## Given request
Repeat all of the material below exactly as written, images excluded.

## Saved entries
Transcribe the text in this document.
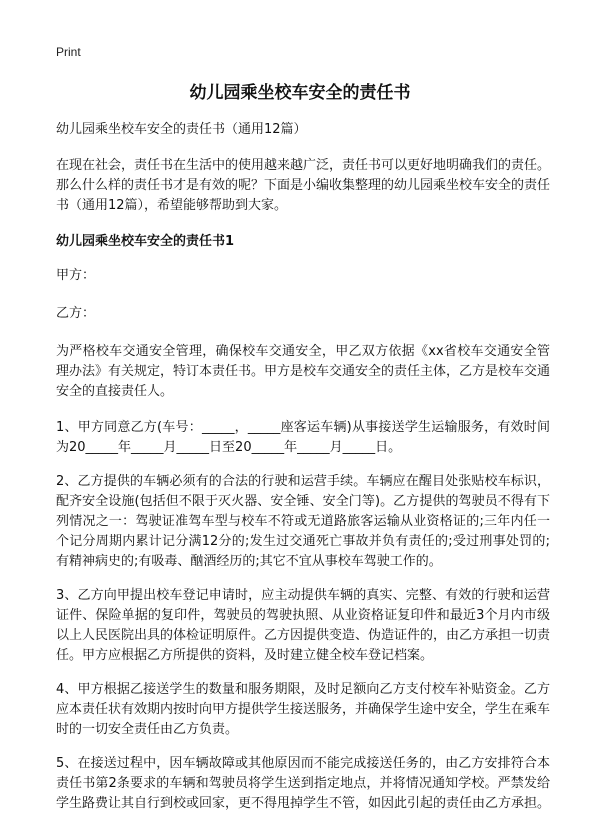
Print
幼儿园乘坐校车安全的责任书

幼儿园乘坐校车安全的责任书（通用12篇）

在现在社会，责任书在生活中的使用越来越广泛，责任书可以更好地明确我们的责任。那么什么样的责任书才是有效的呢？下面是小编收集整理的幼儿园乘坐校车安全的责任书（通用12篇），希望能够帮助到大家。

幼儿园乘坐校车安全的责任书1

甲方：

乙方：

为严格校车交通安全管理，确保校车交通安全，甲乙双方依据《xx省校车交通安全管理办法》有关规定，特订本责任书。甲方是校车交通安全的责任主体，乙方是校车交通安全的直接责任人。

1、甲方同意乙方(车号：_____，_____座客运车辆)从事接送学生运输服务，有效时间为20_____年_____月_____日至20_____年_____月_____日。

2、乙方提供的车辆必须有的合法的行驶和运营手续。车辆应在醒目处张贴校车标识，配齐安全设施(包括但不限于灭火器、安全锤、安全门等)。乙方提供的驾驶员不得有下列情况之一：驾驶证准驾车型与校车不符或无道路旅客运输从业资格证的;三年内任一个记分周期内累计记分满12分的;发生过交通死亡事故并负有责任的;受过刑事处罚的;有精神病史的;有吸毒、酗酒经历的;其它不宜从事校车驾驶工作的。

3、乙方向甲提出校车登记申请时，应主动提供车辆的真实、完整、有效的行驶和运营证件、保险单据的复印件，驾驶员的驾驶执照、从业资格证复印件和最近3个月内市级以上人民医院出具的体检证明原件。乙方因提供变造、伪造证件的，由乙方承担一切责任。甲方应根据乙方所提供的资料，及时建立健全校车登记档案。

4、甲方根据乙接送学生的数量和服务期限，及时足额向乙方支付校车补贴资金。乙方应本责任状有效期内按时向甲方提供学生接送服务，并确保学生途中安全，学生在乘车时的一切安全责任由乙方负责。

5、在接送过程中，因车辆故障或其他原因而不能完成接送任务的，由乙方安排符合本责任书第2条要求的车辆和驾驶员将学生送到指定地点，并将情况通知学校。严禁发给学生路费让其自行到校或回家，更不得甩掉学生不管，如因此引起的责任由乙方承担。
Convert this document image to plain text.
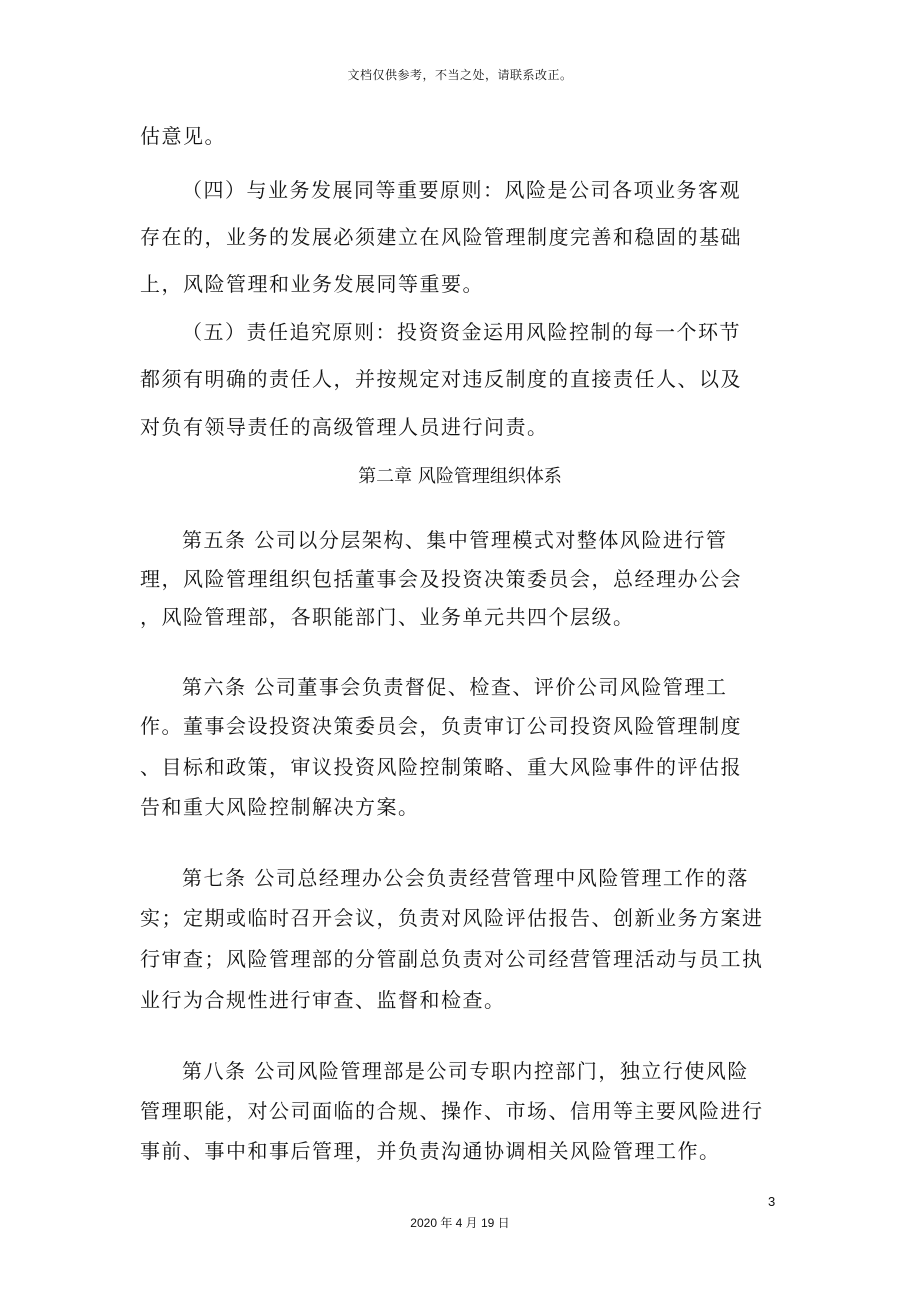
文档仅供参考，不当之处，请联系改正。
估意见。
（四）与业务发展同等重要原则：风险是公司各项业务客观
存在的，业务的发展必须建立在风险管理制度完善和稳固的基础
上，风险管理和业务发展同等重要。
（五）责任追究原则：投资资金运用风险控制的每一个环节
都须有明确的责任人，并按规定对违反制度的直接责任人、以及
对负有领导责任的高级管理人员进行问责。
第二章 风险管理组织体系
第五条 公司以分层架构、集中管理模式对整体风险进行管
理，风险管理组织包括董事会及投资决策委员会，总经理办公会
，风险管理部，各职能部门、业务单元共四个层级。
第六条 公司董事会负责督促、检查、评价公司风险管理工
作。董事会设投资决策委员会，负责审订公司投资风险管理制度
、目标和政策，审议投资风险控制策略、重大风险事件的评估报
告和重大风险控制解决方案。
第七条 公司总经理办公会负责经营管理中风险管理工作的落
实；定期或临时召开会议，负责对风险评估报告、创新业务方案进
行审查；风险管理部的分管副总负责对公司经营管理活动与员工执
业行为合规性进行审查、监督和检查。
第八条 公司风险管理部是公司专职内控部门，独立行使风险
管理职能，对公司面临的合规、操作、市场、信用等主要风险进行
事前、事中和事后管理，并负责沟通协调相关风险管理工作。
3
2020 年 4 月 19 日
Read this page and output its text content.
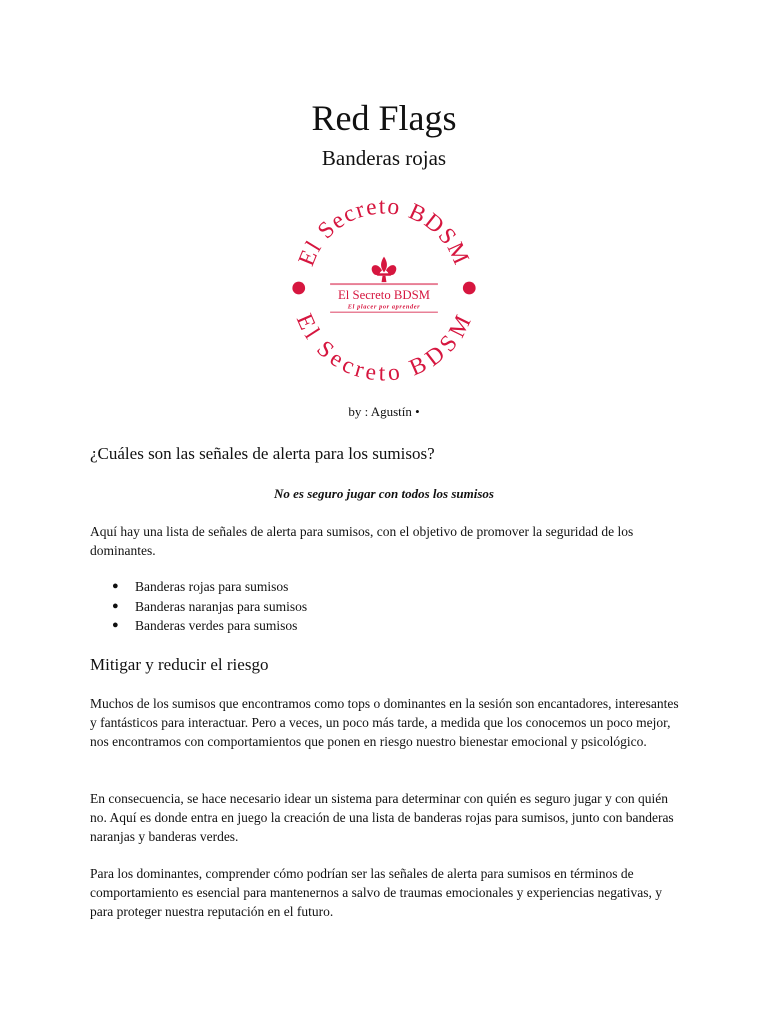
Red Flags
Banderas rojas
El Secreto BDSM
El Secreto BDSM
El Secreto BDSM
El placer por aprender
by : Agustín •
¿Cuáles son las señales de alerta para los sumisos?
No es seguro jugar con todos los sumisos

Aquí hay una lista de señales de alerta para sumisos, con el objetivo de promover la seguridad de los dominantes.

● Banderas rojas para sumisos
● Banderas naranjas para sumisos
● Banderas verdes para sumisos
Mitigar y reducir el riesgo

Muchos de los sumisos que encontramos como tops o dominantes en la sesión son encantadores, interesantes y fantásticos para interactuar. Pero a veces, un poco más tarde, a medida que los conocemos un poco mejor, nos encontramos con comportamientos que ponen en riesgo nuestro bienestar emocional y psicológico.

En consecuencia, se hace necesario idear un sistema para determinar con quién es seguro jugar y con quién no. Aquí es donde entra en juego la creación de una lista de banderas rojas para sumisos, junto con banderas naranjas y banderas verdes.

Para los dominantes, comprender cómo podrían ser las señales de alerta para sumisos en términos de comportamiento es esencial para mantenernos a salvo de traumas emocionales y experiencias negativas, y para proteger nuestra reputación en el futuro.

## Output for this exercise
Transcribe the text in this document.
Print
幼儿园乘坐校车安全的责任书

幼儿园乘坐校车安全的责任书（通用12篇）

在现在社会，责任书在生活中的使用越来越广泛，责任书可以更好地明确我们的责任。那么什么样的责任书才是有效的呢？下面是小编收集整理的幼儿园乘坐校车安全的责任书（通用12篇），希望能够帮助到大家。

幼儿园乘坐校车安全的责任书1

甲方：

乙方：

为严格校车交通安全管理，确保校车交通安全，甲乙双方依据《xx省校车交通安全管理办法》有关规定，特订本责任书。甲方是校车交通安全的责任主体，乙方是校车交通安全的直接责任人。

1、甲方同意乙方(车号：_____，_____座客运车辆)从事接送学生运输服务，有效时间为20_____年_____月_____日至20_____年_____月_____日。

2、乙方提供的车辆必须有的合法的行驶和运营手续。车辆应在醒目处张贴校车标识，配齐安全设施(包括但不限于灭火器、安全锤、安全门等)。乙方提供的驾驶员不得有下列情况之一：驾驶证准驾车型与校车不符或无道路旅客运输从业资格证的;三年内任一个记分周期内累计记分满12分的;发生过交通死亡事故并负有责任的;受过刑事处罚的;有精神病史的;有吸毒、酗酒经历的;其它不宜从事校车驾驶工作的。

3、乙方向甲提出校车登记申请时，应主动提供车辆的真实、完整、有效的行驶和运营证件、保险单据的复印件，驾驶员的驾驶执照、从业资格证复印件和最近3个月内市级以上人民医院出具的体检证明原件。乙方因提供变造、伪造证件的，由乙方承担一切责任。甲方应根据乙方所提供的资料，及时建立健全校车登记档案。

4、甲方根据乙接送学生的数量和服务期限，及时足额向乙方支付校车补贴资金。乙方应本责任状有效期内按时向甲方提供学生接送服务，并确保学生途中安全，学生在乘车时的一切安全责任由乙方负责。

5、在接送过程中，因车辆故障或其他原因而不能完成接送任务的，由乙方安排符合本责任书第2条要求的车辆和驾驶员将学生送到指定地点，并将情况通知学校。严禁发给学生路费让其自行到校或回家，更不得甩掉学生不管，如因此引起的责任由乙方承担。
Convert this document image to plain text.
文档仅供参考，不当之处，请联系改正。
估意见。
（四）与业务发展同等重要原则：风险是公司各项业务客观
存在的，业务的发展必须建立在风险管理制度完善和稳固的基础
上，风险管理和业务发展同等重要。
（五）责任追究原则：投资资金运用风险控制的每一个环节
都须有明确的责任人，并按规定对违反制度的直接责任人、以及
对负有领导责任的高级管理人员进行问责。
第二章 风险管理组织体系
第五条 公司以分层架构、集中管理模式对整体风险进行管
理，风险管理组织包括董事会及投资决策委员会，总经理办公会
，风险管理部，各职能部门、业务单元共四个层级。
第六条 公司董事会负责督促、检查、评价公司风险管理工
作。董事会设投资决策委员会，负责审订公司投资风险管理制度
、目标和政策，审议投资风险控制策略、重大风险事件的评估报
告和重大风险控制解决方案。
第七条 公司总经理办公会负责经营管理中风险管理工作的落
实；定期或临时召开会议，负责对风险评估报告、创新业务方案进
行审查；风险管理部的分管副总负责对公司经营管理活动与员工执
业行为合规性进行审查、监督和检查。
第八条 公司风险管理部是公司专职内控部门，独立行使风险
管理职能，对公司面临的合规、操作、市场、信用等主要风险进行
事前、事中和事后管理，并负责沟通协调相关风险管理工作。
3
2020 年 4 月 19 日
Read this page and output its text content.
Red Flags
Banderas rojas
El Secreto BDSM
El Secreto BDSM
El Secreto BDSM
El placer por aprender
by : Agustín •
¿Cuáles son las señales de alerta para los sumisos?
No es seguro jugar con todos los sumisos

Aquí hay una lista de señales de alerta para sumisos, con el objetivo de promover la seguridad de los dominantes.

● Banderas rojas para sumisos
● Banderas naranjas para sumisos
● Banderas verdes para sumisos
Mitigar y reducir el riesgo

Muchos de los sumisos que encontramos como tops o dominantes en la sesión son encantadores, interesantes y fantásticos para interactuar. Pero a veces, un poco más tarde, a medida que los conocemos un poco mejor, nos encontramos con comportamientos que ponen en riesgo nuestro bienestar emocional y psicológico.

En consecuencia, se hace necesario idear un sistema para determinar con quién es seguro jugar y con quién no. Aquí es donde entra en juego la creación de una lista de banderas rojas para sumisos, junto con banderas naranjas y banderas verdes.

Para los dominantes, comprender cómo podrían ser las señales de alerta para sumisos en términos de comportamiento es esencial para mantenernos a salvo de traumas emocionales y experiencias negativas, y para proteger nuestra reputación en el futuro.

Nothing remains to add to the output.